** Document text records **
◆ ◆ ◆

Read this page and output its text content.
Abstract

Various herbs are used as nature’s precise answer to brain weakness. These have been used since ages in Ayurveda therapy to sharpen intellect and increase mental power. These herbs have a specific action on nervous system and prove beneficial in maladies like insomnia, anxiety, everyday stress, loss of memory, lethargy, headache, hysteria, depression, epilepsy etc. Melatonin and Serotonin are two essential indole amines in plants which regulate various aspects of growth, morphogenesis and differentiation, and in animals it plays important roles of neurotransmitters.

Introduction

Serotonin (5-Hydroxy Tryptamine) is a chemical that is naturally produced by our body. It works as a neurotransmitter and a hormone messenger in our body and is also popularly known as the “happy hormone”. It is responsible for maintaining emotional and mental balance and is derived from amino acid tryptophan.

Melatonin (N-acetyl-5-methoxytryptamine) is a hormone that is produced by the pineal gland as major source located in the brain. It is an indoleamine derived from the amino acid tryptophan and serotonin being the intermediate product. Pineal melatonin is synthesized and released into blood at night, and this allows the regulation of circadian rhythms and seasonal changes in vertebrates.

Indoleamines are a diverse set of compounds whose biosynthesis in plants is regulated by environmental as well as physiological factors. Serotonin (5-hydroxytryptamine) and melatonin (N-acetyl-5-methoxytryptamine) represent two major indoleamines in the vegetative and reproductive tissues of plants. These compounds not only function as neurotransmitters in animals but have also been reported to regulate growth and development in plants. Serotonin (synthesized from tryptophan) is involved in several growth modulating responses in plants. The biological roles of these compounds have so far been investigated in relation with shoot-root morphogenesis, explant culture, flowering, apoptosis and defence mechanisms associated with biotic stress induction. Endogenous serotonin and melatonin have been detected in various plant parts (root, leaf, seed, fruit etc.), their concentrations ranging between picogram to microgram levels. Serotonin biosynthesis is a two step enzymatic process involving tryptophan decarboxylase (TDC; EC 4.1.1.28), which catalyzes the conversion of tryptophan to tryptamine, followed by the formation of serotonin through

◆ ◆ ◆

** What is expected **
Give back each entry so that it matches the original word for word.

** Result **
Read this page and output its text content.
Abstract

Various herbs are used as nature’s precise answer to brain weakness. These have been used since ages in Ayurveda therapy to sharpen intellect and increase mental power. These herbs have a specific action on nervous system and prove beneficial in maladies like insomnia, anxiety, everyday stress, loss of memory, lethargy, headache, hysteria, depression, epilepsy etc. Melatonin and Serotonin are two essential indole amines in plants which regulate various aspects of growth, morphogenesis and differentiation, and in animals it plays important roles of neurotransmitters.

Introduction

Serotonin (5-Hydroxy Tryptamine) is a chemical that is naturally produced by our body. It works as a neurotransmitter and a hormone messenger in our body and is also popularly known as the “happy hormone”. It is responsible for maintaining emotional and mental balance and is derived from amino acid tryptophan.

Melatonin (N-acetyl-5-methoxytryptamine) is a hormone that is produced by the pineal gland as major source located in the brain. It is an indoleamine derived from the amino acid tryptophan and serotonin being the intermediate product. Pineal melatonin is synthesized and released into blood at night, and this allows the regulation of circadian rhythms and seasonal changes in vertebrates.

Indoleamines are a diverse set of compounds whose biosynthesis in plants is regulated by environmental as well as physiological factors. Serotonin (5-hydroxytryptamine) and melatonin (N-acetyl-5-methoxytryptamine) represent two major indoleamines in the vegetative and reproductive tissues of plants. These compounds not only function as neurotransmitters in animals but have also been reported to regulate growth and development in plants. Serotonin (synthesized from tryptophan) is involved in several growth modulating responses in plants. The biological roles of these compounds have so far been investigated in relation with shoot-root morphogenesis, explant culture, flowering, apoptosis and defence mechanisms associated with biotic stress induction. Endogenous serotonin and melatonin have been detected in various plant parts (root, leaf, seed, fruit etc.), their concentrations ranging between picogram to microgram levels. Serotonin biosynthesis is a two step enzymatic process involving tryptophan decarboxylase (TDC; EC 4.1.1.28), which catalyzes the conversion of tryptophan to tryptamine, followed by the formation of serotonin through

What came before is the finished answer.